[Collection entries]
* * *

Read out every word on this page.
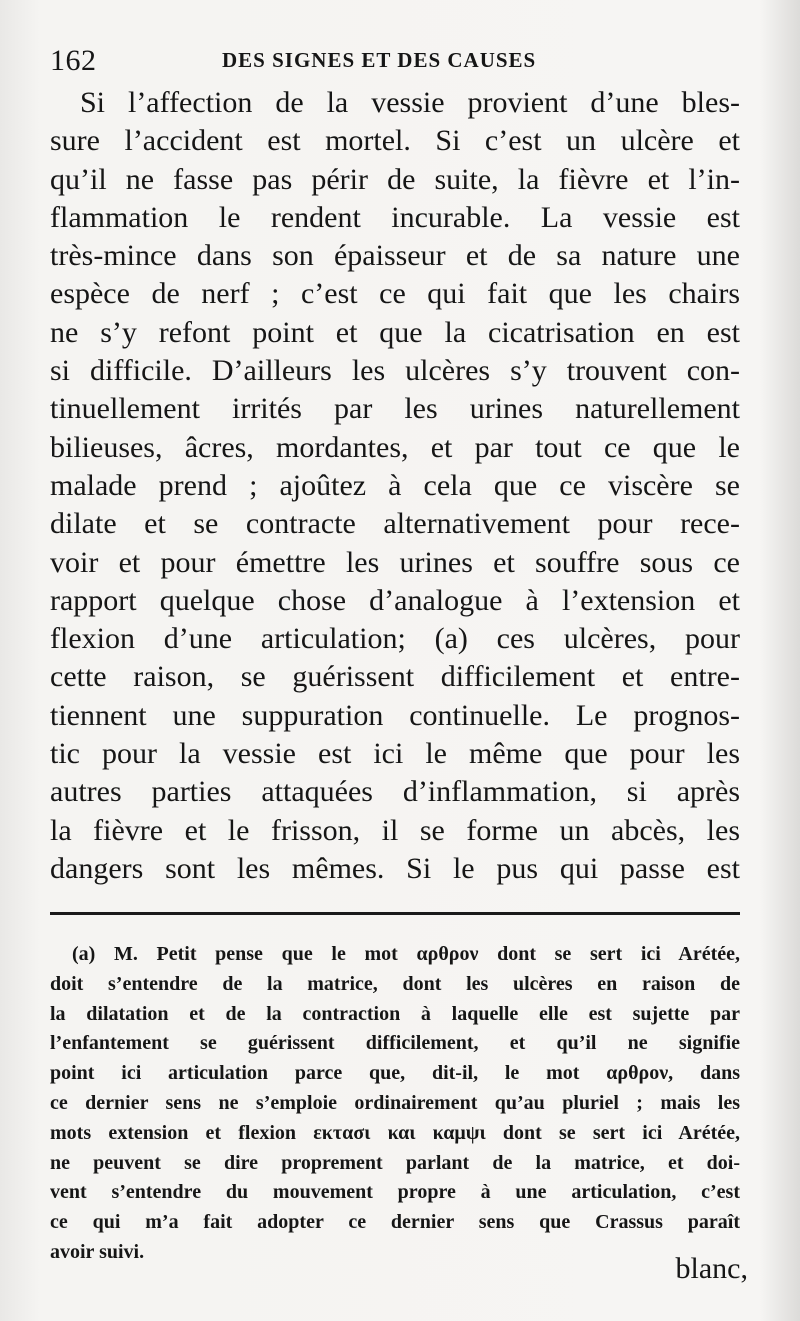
162	DES SIGNES ET DES CAUSES
Si l’affection de la vessie provient d’une bles-
sure l’accident est mortel. Si c’est un ulcère et
qu’il ne fasse pas périr de suite, la fièvre et l’in-
flammation le rendent incurable. La vessie est
très-mince dans son épaisseur et de sa nature une
espèce de nerf ; c’est ce qui fait que les chairs
ne s’y refont point et que la cicatrisation en est
si difficile. D’ailleurs les ulcères s’y trouvent con-
tinuellement irrités par les urines naturellement
bilieuses, âcres, mordantes, et par tout ce que le
malade prend ; ajoûtez à cela que ce viscère se
dilate et se contracte alternativement pour rece-
voir et pour émettre les urines et souffre sous ce
rapport quelque chose d’analogue à l’extension et
flexion d’une articulation; (a) ces ulcères, pour
cette raison, se guérissent difficilement et entre-
tiennent une suppuration continuelle. Le prognos-
tic pour la vessie est ici le même que pour les
autres parties attaquées d’inflammation, si après
la fièvre et le frisson, il se forme un abcès, les
dangers sont les mêmes. Si le pus qui passe est
(a) M. Petit pense que le mot αρθρον dont se sert ici Arétée,
doit s’entendre de la matrice, dont les ulcères en raison de
la dilatation et de la contraction à laquelle elle est sujette par
l’enfantement se guérissent difficilement, et qu’il ne signifie
point ici articulation parce que, dit-il, le mot αρθρον, dans
ce dernier sens ne s’emploie ordinairement qu’au pluriel ; mais les
mots extension et flexion εκτασι και καμψι dont se sert ici Arétée,
ne peuvent se dire proprement parlant de la matrice, et doi-
vent s’entendre du mouvement propre à une articulation, c’est
ce qui m’a fait adopter ce dernier sens que Crassus paraît
avoir suivi.
blanc,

* * *

■ **WORK TO COMPLETE**
Retype every record above exactly as written, but leave out the pictures.

■ **REPLY TO THE EXERCISE**
Read out every word on this page.
162	DES SIGNES ET DES CAUSES
Si l’affection de la vessie provient d’une bles-
sure l’accident est mortel. Si c’est un ulcère et
qu’il ne fasse pas périr de suite, la fièvre et l’in-
flammation le rendent incurable. La vessie est
très-mince dans son épaisseur et de sa nature une
espèce de nerf ; c’est ce qui fait que les chairs
ne s’y refont point et que la cicatrisation en est
si difficile. D’ailleurs les ulcères s’y trouvent con-
tinuellement irrités par les urines naturellement
bilieuses, âcres, mordantes, et par tout ce que le
malade prend ; ajoûtez à cela que ce viscère se
dilate et se contracte alternativement pour rece-
voir et pour émettre les urines et souffre sous ce
rapport quelque chose d’analogue à l’extension et
flexion d’une articulation; (a) ces ulcères, pour
cette raison, se guérissent difficilement et entre-
tiennent une suppuration continuelle. Le prognos-
tic pour la vessie est ici le même que pour les
autres parties attaquées d’inflammation, si après
la fièvre et le frisson, il se forme un abcès, les
dangers sont les mêmes. Si le pus qui passe est
(a) M. Petit pense que le mot αρθρον dont se sert ici Arétée,
doit s’entendre de la matrice, dont les ulcères en raison de
la dilatation et de la contraction à laquelle elle est sujette par
l’enfantement se guérissent difficilement, et qu’il ne signifie
point ici articulation parce que, dit-il, le mot αρθρον, dans
ce dernier sens ne s’emploie ordinairement qu’au pluriel ; mais les
mots extension et flexion εκτασι και καμψι dont se sert ici Arétée,
ne peuvent se dire proprement parlant de la matrice, et doi-
vent s’entendre du mouvement propre à une articulation, c’est
ce qui m’a fait adopter ce dernier sens que Crassus paraît
avoir suivi.
blanc,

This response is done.